SET PROBLEM: Pick out the lines below that contain the string "fill" and copy them all.

ENTRIES PROVIDED:
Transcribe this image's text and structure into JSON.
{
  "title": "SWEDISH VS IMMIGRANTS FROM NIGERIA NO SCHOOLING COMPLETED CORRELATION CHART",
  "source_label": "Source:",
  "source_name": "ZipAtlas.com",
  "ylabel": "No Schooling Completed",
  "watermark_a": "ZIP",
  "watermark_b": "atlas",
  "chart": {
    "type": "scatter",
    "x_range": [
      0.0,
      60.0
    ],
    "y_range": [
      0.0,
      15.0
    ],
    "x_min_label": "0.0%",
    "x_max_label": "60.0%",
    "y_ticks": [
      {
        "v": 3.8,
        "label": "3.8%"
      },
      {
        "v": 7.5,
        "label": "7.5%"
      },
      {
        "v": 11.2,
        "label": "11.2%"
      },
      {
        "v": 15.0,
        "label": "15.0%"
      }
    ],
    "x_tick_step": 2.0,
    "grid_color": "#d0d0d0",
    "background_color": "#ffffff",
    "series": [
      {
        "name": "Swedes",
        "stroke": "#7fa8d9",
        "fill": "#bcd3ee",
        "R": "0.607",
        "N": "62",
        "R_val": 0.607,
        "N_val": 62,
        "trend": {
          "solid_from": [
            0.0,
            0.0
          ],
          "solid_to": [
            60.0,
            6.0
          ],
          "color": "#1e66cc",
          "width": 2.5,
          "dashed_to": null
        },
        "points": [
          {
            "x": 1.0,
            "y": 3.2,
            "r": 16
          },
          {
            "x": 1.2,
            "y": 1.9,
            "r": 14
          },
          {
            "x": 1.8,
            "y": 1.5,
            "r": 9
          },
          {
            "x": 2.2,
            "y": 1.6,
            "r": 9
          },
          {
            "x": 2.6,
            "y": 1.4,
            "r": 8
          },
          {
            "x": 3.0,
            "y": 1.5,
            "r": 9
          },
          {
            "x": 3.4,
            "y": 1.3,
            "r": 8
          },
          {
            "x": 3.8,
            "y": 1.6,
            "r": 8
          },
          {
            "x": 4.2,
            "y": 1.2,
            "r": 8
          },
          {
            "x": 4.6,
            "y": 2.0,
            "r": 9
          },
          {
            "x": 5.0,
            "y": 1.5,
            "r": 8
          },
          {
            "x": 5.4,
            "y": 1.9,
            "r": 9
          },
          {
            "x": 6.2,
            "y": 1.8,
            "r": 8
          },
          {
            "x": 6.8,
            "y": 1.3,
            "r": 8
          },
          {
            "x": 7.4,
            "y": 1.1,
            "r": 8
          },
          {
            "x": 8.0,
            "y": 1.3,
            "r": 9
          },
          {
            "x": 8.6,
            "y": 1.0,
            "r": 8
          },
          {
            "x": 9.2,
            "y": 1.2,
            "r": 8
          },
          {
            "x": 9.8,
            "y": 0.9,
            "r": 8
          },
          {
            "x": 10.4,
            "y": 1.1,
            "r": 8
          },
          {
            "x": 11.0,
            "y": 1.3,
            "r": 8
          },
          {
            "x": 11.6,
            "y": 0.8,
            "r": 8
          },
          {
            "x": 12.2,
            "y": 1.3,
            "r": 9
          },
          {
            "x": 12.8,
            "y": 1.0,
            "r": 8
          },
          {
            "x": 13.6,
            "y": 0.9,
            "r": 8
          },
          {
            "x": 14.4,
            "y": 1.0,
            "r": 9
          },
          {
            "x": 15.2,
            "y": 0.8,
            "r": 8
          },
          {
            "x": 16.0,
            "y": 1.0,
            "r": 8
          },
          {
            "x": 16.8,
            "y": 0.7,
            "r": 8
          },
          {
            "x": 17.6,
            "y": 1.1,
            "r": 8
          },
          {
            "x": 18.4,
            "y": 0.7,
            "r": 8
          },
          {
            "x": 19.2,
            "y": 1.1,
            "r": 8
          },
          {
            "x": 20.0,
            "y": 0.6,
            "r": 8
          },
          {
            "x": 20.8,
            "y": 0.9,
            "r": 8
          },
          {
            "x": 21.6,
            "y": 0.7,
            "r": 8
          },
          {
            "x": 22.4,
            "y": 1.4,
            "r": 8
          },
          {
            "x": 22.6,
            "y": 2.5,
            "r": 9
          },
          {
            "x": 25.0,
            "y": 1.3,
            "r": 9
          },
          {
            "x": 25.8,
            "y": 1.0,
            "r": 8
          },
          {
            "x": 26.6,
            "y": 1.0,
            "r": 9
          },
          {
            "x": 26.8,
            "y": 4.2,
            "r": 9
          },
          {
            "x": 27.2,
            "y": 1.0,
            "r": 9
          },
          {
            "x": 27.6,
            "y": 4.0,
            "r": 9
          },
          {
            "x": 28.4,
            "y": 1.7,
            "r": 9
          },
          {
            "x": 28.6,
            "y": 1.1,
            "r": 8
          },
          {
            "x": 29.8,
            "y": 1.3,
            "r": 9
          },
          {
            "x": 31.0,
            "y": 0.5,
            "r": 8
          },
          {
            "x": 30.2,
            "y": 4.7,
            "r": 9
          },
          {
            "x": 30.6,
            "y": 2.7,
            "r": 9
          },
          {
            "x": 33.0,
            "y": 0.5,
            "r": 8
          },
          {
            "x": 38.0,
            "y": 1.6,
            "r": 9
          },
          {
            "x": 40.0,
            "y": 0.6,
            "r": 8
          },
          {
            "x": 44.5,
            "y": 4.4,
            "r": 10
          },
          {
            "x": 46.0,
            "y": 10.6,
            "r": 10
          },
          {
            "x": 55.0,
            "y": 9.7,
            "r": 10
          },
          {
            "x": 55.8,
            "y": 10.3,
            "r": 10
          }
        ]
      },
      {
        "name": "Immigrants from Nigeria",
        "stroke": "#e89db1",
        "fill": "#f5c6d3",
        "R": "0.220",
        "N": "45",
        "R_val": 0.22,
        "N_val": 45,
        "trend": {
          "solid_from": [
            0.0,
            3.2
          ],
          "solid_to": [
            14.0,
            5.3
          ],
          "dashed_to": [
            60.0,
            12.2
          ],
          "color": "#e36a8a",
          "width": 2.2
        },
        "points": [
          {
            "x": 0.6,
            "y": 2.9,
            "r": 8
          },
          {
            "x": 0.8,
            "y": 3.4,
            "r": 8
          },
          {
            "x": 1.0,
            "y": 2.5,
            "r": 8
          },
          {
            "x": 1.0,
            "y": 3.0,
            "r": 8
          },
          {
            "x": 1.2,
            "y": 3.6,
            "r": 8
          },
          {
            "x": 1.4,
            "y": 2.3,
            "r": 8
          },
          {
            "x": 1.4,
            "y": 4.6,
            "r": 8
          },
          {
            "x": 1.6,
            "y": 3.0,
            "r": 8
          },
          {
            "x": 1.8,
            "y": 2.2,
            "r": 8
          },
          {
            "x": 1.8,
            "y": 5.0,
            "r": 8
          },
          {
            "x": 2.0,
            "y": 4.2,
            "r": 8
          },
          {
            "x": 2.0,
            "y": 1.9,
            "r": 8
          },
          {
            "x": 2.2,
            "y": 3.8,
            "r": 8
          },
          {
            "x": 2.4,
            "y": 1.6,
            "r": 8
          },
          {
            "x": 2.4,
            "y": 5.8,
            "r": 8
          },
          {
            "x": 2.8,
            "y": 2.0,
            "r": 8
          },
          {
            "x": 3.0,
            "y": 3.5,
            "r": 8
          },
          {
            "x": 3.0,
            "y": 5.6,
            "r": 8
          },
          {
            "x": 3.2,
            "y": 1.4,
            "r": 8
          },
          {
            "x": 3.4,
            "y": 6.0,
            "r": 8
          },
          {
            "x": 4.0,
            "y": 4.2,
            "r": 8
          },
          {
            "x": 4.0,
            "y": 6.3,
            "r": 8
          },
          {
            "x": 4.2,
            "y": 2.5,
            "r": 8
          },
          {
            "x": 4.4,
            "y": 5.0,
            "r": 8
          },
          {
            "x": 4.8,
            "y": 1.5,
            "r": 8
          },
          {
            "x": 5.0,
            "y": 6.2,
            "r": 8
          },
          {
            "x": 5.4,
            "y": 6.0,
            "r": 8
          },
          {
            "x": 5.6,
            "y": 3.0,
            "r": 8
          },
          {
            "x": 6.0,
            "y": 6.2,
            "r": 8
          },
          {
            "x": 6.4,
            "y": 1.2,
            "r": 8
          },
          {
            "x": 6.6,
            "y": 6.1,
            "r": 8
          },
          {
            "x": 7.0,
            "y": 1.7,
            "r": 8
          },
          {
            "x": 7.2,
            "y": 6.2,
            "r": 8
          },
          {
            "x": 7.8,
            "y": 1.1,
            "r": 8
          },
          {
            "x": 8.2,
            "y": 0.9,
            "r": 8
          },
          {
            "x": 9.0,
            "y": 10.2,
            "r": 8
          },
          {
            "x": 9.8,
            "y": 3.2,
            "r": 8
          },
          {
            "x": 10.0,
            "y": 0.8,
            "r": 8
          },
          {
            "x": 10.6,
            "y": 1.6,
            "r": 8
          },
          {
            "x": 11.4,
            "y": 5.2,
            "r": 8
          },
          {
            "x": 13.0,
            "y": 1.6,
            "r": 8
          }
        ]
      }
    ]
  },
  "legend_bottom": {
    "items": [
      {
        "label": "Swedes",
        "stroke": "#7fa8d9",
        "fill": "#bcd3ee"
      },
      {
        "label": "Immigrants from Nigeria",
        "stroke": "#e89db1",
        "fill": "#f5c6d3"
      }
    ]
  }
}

THE SOLUTION:
        "fill": "#bcd3ee",
        "fill": "#f5c6d3",
        "fill": "#bcd3ee"
        "fill": "#f5c6d3"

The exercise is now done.